▶ [Énoncé] Dans le texte ci-dessous sur les dépenses publiques du Maroc, recopiez à l'identique tout le passage allant de « La politique monétaire » jusqu'à « celles de l’investissement. ».

▶ [Texte extrait]
§ §
La politique monétaire : Dépenses budgétaires et politiques conjoncturelles 1956-1965 : L’après indépendance; la reconstruction de l’économie et de L’Administration
Au lendemain de l’indépendance, le Maroc avait besoin de restructurer son économie pour faire face aux impératifs de croissance. Ainsi il a mis en place des plans d’équipement et d’industrialisation (le plan biennal1958-1959 et le plan quinquennal 1960-1964).Ces plans se sont traduits par une augmentation des dépenses publiques notamment celles de fonctionnement.
1966-1973 : Une croissance de longue période
Suite aux déséquilibres enregistrés durant la période précédente, les pouvoirs publics ont mis en place des plans de stabilisation : le plan triennal 1965-1967, et le plan quinquennal 1968-1972. L’exécution de ces plans a permis de réduire le taux de croissance des dépenses publiques et notamment celles de l’investissement.
1973-1982 : Politique d’investissement dans un contexte de retournement défavorable de la conjoncture nationale et mondiale
On a assisté à une politique budgétaire volontariste à partir de 1973 dans un contexte économique interne et externe extrêmement instable. En effet, la première partie de cette période (1973-1975) a profité pleinement d’un budget de l’État qui semble avoir bénéficié d’un sursis (sortie d’une phase d’équilibre de 1965 à 1972), et lancement d’un plan ambitieux (1973-1977) appuyé sur l’augmentation (triplement) des prix des phosphates.
La politique d’expansion de l’investissement (plan 73-77) n’a pas été l’unique cause de cette explosion, il y a eu surtout, le choc pétrolier de 1973, les dépenses militaires
(conflit du Sahara) et l’accélération du taux de croissance de la consommation (qui a été de 41,7 % entre 1974 et 1977). Cette croissance est due à une hausse de 26 % des salaires des fonctionnaires, mesure largement suivie par le secteur privé. En outre, La croissance démographique et donc des besoins de la population ont participé considérablement à l’augmentation de ces dépenses.
§ §
▶ [Données fournies]

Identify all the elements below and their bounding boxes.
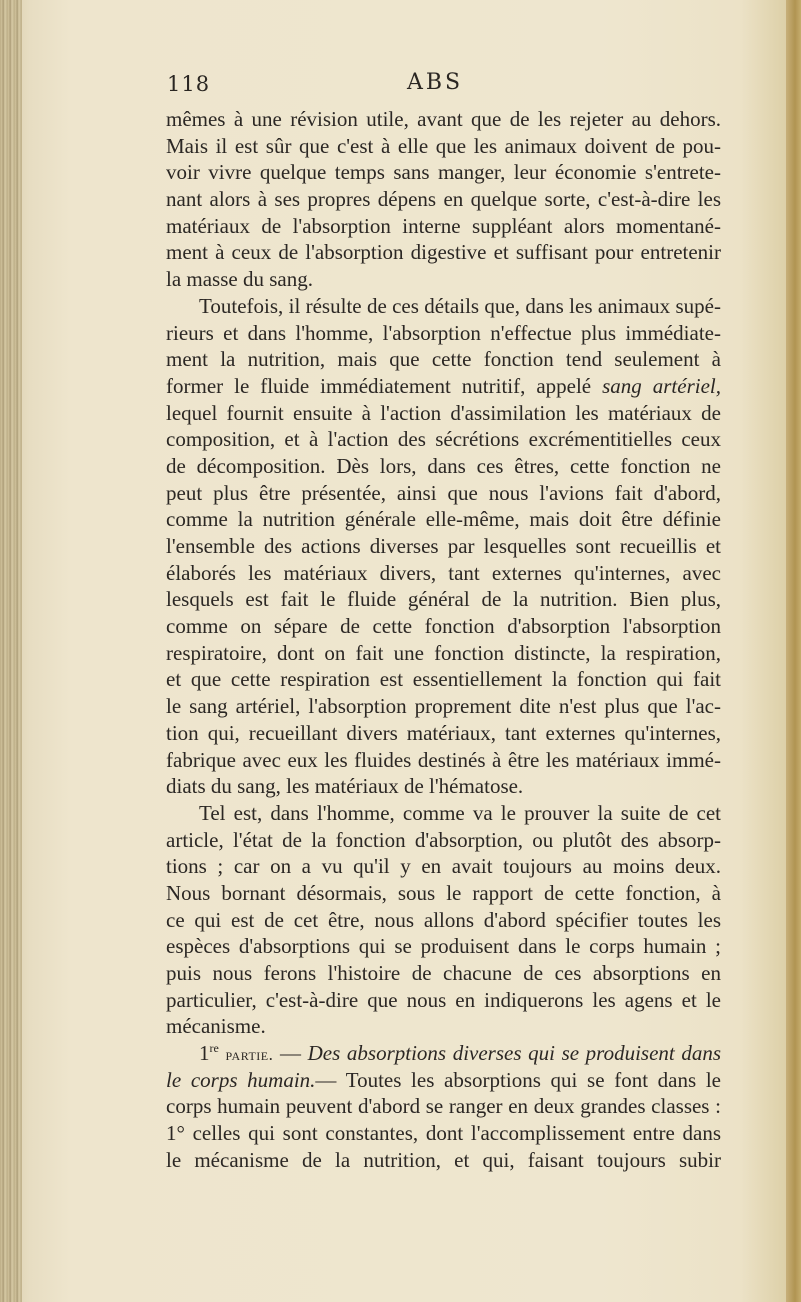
§ §
▶ [Réponse complète]
La politique monétaire : Dépenses budgétaires et politiques conjoncturelles 1956-1965 : L’après indépendance; la reconstruction de l’économie et de L’Administration
Au lendemain de l’indépendance, le Maroc avait besoin de restructurer son économie pour faire face aux impératifs de croissance. Ainsi il a mis en place des plans d’équipement et d’industrialisation (le plan biennal1958-1959 et le plan quinquennal 1960-1964).Ces plans se sont traduits par une augmentation des dépenses publiques notamment celles de fonctionnement.
1966-1973 : Une croissance de longue période
Suite aux déséquilibres enregistrés durant la période précédente, les pouvoirs publics ont mis en place des plans de stabilisation : le plan triennal 1965-1967, et le plan quinquennal 1968-1972. L’exécution de ces plans a permis de réduire le taux de croissance des dépenses publiques et notamment celles de l’investissement.